Stated problem: Find every line with the word "MIME". Copy those lines.

Given records:
==*==
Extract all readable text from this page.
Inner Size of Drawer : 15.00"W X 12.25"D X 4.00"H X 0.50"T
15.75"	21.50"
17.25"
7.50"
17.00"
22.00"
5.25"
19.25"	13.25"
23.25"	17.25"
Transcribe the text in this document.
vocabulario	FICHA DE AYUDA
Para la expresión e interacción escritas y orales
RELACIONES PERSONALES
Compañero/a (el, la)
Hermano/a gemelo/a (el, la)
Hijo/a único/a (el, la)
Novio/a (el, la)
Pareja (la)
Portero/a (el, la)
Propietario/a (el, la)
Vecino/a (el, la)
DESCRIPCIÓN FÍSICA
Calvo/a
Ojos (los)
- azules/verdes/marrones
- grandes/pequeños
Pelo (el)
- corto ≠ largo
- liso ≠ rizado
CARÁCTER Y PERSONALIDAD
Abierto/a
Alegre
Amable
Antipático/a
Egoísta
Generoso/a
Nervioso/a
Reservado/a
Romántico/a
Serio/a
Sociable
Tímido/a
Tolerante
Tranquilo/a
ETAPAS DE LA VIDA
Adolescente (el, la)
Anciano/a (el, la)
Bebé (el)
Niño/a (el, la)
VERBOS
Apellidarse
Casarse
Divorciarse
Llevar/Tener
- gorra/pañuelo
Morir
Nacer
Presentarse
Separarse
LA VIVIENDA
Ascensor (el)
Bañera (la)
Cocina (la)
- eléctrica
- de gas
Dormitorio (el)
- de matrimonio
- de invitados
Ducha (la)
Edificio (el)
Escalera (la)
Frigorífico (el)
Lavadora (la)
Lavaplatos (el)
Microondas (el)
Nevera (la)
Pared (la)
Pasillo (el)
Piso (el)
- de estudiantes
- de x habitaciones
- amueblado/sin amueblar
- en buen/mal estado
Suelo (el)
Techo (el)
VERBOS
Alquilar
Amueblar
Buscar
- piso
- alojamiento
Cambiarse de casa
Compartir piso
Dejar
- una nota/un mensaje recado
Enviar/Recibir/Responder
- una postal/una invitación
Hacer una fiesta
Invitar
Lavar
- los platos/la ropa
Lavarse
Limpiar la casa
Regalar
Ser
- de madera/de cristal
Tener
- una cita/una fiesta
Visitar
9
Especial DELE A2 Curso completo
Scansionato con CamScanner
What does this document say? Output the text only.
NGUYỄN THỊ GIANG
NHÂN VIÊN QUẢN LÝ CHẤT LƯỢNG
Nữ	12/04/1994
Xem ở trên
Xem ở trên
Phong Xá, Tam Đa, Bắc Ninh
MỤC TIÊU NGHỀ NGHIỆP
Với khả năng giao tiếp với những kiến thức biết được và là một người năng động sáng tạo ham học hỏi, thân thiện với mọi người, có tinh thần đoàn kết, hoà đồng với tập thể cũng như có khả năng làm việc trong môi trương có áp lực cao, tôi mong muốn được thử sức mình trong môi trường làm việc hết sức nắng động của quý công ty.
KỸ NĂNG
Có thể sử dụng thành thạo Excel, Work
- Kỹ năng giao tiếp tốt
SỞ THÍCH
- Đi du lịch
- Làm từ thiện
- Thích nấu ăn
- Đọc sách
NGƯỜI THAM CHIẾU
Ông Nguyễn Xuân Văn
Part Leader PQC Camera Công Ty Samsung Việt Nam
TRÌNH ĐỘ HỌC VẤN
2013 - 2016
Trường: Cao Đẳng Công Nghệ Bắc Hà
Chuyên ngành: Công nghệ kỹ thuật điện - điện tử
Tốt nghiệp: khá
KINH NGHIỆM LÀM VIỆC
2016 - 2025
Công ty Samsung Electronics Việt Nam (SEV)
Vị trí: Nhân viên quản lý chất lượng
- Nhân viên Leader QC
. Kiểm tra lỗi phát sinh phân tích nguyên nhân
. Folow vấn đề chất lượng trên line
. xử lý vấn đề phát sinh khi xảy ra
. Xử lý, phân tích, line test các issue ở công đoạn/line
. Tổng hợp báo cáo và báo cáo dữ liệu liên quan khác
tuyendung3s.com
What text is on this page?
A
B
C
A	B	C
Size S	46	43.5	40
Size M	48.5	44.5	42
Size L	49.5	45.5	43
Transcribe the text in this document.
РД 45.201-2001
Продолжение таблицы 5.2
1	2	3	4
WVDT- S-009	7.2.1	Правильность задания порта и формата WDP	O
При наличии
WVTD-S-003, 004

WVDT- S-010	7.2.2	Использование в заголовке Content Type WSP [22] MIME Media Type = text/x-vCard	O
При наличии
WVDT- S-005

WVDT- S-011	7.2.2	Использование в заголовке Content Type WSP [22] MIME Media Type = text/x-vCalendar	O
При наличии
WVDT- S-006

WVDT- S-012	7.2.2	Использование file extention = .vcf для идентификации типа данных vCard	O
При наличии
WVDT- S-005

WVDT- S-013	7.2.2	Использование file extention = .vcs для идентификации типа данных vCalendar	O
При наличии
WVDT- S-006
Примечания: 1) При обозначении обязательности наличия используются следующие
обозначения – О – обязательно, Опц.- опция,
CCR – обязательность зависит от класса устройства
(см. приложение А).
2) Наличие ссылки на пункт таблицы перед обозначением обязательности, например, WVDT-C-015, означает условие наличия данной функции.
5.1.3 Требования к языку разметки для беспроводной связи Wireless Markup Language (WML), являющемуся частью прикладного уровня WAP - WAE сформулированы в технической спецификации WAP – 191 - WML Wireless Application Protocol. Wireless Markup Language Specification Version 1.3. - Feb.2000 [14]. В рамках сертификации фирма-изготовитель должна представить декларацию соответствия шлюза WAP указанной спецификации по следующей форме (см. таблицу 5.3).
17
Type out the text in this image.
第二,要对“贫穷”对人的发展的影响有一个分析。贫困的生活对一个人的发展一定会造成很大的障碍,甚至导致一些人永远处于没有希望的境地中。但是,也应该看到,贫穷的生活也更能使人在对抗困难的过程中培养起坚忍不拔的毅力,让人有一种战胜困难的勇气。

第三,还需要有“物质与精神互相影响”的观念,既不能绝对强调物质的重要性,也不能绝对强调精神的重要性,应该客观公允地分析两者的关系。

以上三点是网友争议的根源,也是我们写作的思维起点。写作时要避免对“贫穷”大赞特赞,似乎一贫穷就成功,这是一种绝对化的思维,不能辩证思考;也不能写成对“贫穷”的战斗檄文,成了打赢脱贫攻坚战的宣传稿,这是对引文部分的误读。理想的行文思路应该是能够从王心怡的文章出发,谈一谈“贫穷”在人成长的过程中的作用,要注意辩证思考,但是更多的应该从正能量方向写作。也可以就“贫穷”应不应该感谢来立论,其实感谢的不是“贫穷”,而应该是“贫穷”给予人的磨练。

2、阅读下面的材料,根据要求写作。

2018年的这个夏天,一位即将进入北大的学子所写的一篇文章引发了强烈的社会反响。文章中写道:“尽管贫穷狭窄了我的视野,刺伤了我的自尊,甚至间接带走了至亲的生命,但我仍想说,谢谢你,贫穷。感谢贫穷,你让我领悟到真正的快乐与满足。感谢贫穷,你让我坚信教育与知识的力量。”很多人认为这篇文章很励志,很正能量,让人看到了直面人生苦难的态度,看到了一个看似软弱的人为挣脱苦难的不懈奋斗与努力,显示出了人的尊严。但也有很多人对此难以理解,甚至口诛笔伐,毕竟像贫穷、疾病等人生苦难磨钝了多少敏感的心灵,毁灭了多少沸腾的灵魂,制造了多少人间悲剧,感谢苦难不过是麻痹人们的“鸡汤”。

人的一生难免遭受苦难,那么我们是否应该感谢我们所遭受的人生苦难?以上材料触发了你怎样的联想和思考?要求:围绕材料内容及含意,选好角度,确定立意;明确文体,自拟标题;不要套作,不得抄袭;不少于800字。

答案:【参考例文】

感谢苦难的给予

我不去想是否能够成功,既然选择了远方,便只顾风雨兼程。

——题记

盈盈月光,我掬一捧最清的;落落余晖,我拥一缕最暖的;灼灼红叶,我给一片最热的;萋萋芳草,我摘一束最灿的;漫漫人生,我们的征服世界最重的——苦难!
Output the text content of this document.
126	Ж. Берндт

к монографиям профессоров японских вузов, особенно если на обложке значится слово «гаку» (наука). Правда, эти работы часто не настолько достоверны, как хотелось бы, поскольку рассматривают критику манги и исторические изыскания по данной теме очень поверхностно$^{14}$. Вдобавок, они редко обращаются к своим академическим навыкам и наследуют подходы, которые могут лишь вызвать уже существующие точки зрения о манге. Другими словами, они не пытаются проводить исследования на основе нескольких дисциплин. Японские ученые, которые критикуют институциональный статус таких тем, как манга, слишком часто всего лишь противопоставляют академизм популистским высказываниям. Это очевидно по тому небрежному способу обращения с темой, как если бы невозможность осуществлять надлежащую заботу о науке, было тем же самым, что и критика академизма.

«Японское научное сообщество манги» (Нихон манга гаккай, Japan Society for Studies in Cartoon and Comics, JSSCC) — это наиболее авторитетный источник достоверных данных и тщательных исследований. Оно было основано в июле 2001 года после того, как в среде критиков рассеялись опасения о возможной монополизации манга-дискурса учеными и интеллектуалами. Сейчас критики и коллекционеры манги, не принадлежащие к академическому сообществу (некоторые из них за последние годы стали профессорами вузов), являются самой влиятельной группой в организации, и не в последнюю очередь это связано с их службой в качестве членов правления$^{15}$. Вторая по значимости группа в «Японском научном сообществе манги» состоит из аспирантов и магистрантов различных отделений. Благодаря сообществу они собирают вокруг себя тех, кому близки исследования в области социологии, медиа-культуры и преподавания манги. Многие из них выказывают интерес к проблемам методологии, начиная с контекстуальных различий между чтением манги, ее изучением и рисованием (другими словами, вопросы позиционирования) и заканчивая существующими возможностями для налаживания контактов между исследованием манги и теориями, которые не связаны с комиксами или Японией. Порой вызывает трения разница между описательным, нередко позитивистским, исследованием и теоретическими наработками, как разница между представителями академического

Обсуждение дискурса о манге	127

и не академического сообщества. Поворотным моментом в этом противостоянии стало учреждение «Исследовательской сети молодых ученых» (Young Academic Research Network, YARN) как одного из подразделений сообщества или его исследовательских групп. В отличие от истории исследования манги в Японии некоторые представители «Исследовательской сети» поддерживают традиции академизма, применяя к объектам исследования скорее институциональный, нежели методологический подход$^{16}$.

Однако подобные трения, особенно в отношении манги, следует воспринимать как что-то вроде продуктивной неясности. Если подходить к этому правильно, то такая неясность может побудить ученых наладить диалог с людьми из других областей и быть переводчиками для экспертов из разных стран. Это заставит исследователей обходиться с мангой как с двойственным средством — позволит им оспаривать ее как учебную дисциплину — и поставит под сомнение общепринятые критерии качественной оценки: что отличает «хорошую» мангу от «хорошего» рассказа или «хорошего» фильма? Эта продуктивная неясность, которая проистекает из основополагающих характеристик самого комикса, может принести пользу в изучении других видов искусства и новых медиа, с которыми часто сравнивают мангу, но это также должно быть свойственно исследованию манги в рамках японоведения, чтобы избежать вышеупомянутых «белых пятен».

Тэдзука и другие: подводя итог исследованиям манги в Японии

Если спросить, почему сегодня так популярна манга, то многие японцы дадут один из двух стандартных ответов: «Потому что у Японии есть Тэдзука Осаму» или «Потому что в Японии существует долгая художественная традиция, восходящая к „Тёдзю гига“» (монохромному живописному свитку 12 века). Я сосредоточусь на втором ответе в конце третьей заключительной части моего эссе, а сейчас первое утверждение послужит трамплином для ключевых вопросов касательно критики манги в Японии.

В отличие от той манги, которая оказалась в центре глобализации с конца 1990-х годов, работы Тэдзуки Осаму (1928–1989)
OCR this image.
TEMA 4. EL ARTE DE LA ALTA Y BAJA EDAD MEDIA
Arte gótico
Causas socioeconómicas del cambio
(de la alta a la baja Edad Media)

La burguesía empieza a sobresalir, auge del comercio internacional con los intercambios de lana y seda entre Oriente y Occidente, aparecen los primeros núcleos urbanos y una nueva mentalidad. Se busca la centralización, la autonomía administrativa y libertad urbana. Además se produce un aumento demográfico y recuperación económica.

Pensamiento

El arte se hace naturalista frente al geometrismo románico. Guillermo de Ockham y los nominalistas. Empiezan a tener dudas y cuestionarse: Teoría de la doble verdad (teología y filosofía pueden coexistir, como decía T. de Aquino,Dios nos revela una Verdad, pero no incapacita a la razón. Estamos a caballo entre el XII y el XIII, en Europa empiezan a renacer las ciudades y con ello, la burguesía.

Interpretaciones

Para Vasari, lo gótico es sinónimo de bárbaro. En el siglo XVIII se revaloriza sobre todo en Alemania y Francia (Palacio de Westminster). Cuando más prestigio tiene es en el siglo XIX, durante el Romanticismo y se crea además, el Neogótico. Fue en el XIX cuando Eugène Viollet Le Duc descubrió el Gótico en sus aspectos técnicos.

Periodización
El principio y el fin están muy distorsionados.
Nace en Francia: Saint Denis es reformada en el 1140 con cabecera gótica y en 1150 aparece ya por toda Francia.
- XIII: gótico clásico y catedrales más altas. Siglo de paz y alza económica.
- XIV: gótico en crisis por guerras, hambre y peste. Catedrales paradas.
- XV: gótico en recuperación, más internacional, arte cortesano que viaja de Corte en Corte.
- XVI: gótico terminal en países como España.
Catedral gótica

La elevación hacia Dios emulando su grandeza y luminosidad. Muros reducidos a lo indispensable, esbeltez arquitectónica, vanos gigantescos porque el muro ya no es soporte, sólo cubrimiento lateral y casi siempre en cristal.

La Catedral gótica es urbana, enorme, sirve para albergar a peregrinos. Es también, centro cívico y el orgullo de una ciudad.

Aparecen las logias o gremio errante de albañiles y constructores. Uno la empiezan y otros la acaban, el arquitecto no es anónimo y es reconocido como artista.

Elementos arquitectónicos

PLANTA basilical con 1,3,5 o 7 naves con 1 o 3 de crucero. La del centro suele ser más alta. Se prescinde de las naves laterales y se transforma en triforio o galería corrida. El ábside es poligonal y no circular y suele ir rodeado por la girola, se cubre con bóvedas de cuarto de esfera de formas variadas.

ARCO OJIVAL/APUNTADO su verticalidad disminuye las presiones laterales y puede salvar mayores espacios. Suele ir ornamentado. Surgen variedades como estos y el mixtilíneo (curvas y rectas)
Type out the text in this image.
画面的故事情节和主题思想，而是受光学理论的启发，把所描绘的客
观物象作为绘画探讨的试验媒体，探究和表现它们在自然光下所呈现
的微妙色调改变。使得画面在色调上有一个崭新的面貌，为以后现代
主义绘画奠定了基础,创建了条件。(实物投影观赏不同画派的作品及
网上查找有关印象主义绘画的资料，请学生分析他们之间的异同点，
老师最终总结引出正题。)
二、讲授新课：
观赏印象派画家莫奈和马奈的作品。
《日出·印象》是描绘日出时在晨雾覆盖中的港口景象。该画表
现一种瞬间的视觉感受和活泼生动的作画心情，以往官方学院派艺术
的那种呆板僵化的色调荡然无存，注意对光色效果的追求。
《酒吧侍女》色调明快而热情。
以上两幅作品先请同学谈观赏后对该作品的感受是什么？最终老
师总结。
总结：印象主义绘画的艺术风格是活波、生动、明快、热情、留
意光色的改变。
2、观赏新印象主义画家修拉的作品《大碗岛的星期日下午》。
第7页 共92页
==*==
Completed task:
WVDT- S-010	7.2.2	Использование в заголовке Content Type WSP [22] MIME Media Type = text/x-vCard	O
WVDT- S-011	7.2.2	Использование в заголовке Content Type WSP [22] MIME Media Type = text/x-vCalendar	O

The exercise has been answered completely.